# Challenge
Skip any picture you find and retype all the remaining lines exactly.

+-------+

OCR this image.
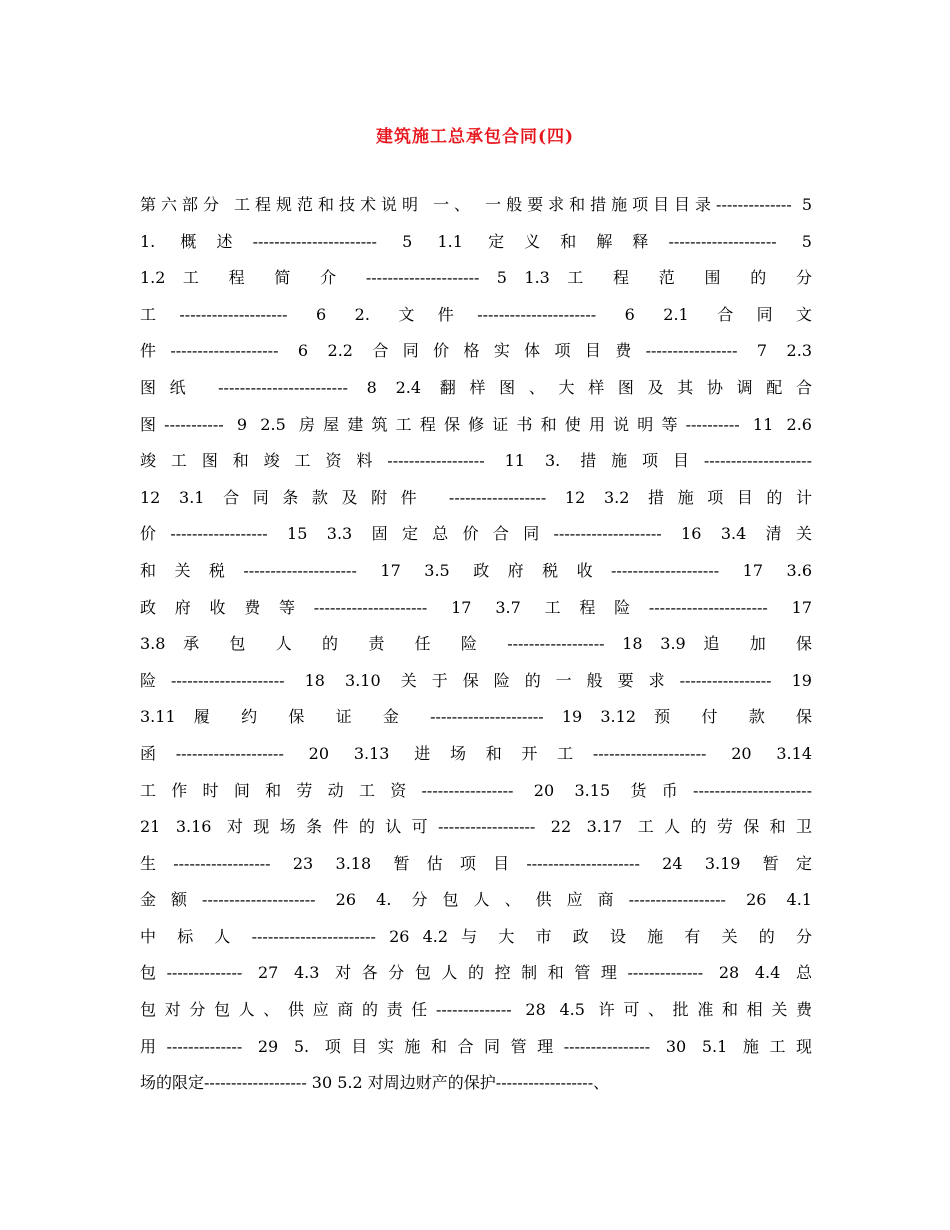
建筑施工总承包合同(四)
第六部分 工程规范和技术说明 一、 一般要求和措施项目目录-------------- 5
1. 概述----------------------- 5 1.1 定义和解释-------------------- 5
1.2 工 程 简 介 --------------------- 5 1.3 工 程 范 围 的 分
工-------------------- 6 2. 文件---------------------- 6 2.1 合同文
件-------------------- 6 2.2 合同价格实体项目费----------------- 7 2.3
图纸 ------------------------ 8 2.4 翻样图、大样图及其协调配合
图----------- 9 2.5 房屋建筑工程保修证书和使用说明等---------- 11 2.6
竣工图和竣工资料------------------ 11 3. 措施项目--------------------
12 3.1 合同条款及附件 ------------------ 12 3.2 措施项目的计
价------------------ 15 3.3 固定总价合同-------------------- 16 3.4 清关
和关税--------------------- 17 3.5 政府税收-------------------- 17 3.6
政府收费等--------------------- 17 3.7 工程险---------------------- 17
3.8 承 包 人 的 责 任 险 ------------------ 18 3.9 追 加 保
险--------------------- 18 3.10 关于保险的一般要求----------------- 19
3.11 履 约 保 证 金 --------------------- 19 3.12 预 付 款 保
函-------------------- 20 3.13 进场和开工--------------------- 20 3.14
工作时间和劳动工资----------------- 20 3.15 货币----------------------
21 3.16 对现场条件的认可------------------ 22 3.17 工人的劳保和卫
生------------------ 23 3.18 暂估项目--------------------- 24 3.19 暂定
金额--------------------- 26 4. 分包人、供应商------------------ 26 4.1
中 标 人 ----------------------- 26 4.2 与 大 市 政 设 施 有 关 的 分
包-------------- 27 4.3 对各分包人的控制和管理-------------- 28 4.4 总
包对分包人、供应商的责任-------------- 28 4.5 许可、批准和相关费
用-------------- 29 5. 项目实施和合同管理---------------- 30 5.1 施工现
场的限定------------------- 30 5.2 对周边财产的保护------------------、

+-------+

# Answer in full
OCR this image.
建筑施工总承包合同(四)
第六部分 工程规范和技术说明 一、 一般要求和措施项目目录-------------- 5
1. 概述----------------------- 5 1.1 定义和解释-------------------- 5
1.2 工 程 简 介 --------------------- 5 1.3 工 程 范 围 的 分
工-------------------- 6 2. 文件---------------------- 6 2.1 合同文
件-------------------- 6 2.2 合同价格实体项目费----------------- 7 2.3
图纸 ------------------------ 8 2.4 翻样图、大样图及其协调配合
图----------- 9 2.5 房屋建筑工程保修证书和使用说明等---------- 11 2.6
竣工图和竣工资料------------------ 11 3. 措施项目--------------------
12 3.1 合同条款及附件 ------------------ 12 3.2 措施项目的计
价------------------ 15 3.3 固定总价合同-------------------- 16 3.4 清关
和关税--------------------- 17 3.5 政府税收-------------------- 17 3.6
政府收费等--------------------- 17 3.7 工程险---------------------- 17
3.8 承 包 人 的 责 任 险 ------------------ 18 3.9 追 加 保
险--------------------- 18 3.10 关于保险的一般要求----------------- 19
3.11 履 约 保 证 金 --------------------- 19 3.12 预 付 款 保
函-------------------- 20 3.13 进场和开工--------------------- 20 3.14
工作时间和劳动工资----------------- 20 3.15 货币----------------------
21 3.16 对现场条件的认可------------------ 22 3.17 工人的劳保和卫
生------------------ 23 3.18 暂估项目--------------------- 24 3.19 暂定
金额--------------------- 26 4. 分包人、供应商------------------ 26 4.1
中 标 人 ----------------------- 26 4.2 与 大 市 政 设 施 有 关 的 分
包-------------- 27 4.3 对各分包人的控制和管理-------------- 28 4.4 总
包对分包人、供应商的责任-------------- 28 4.5 许可、批准和相关费
用-------------- 29 5. 项目实施和合同管理---------------- 30 5.1 施工现
场的限定------------------- 30 5.2 对周边财产的保护------------------、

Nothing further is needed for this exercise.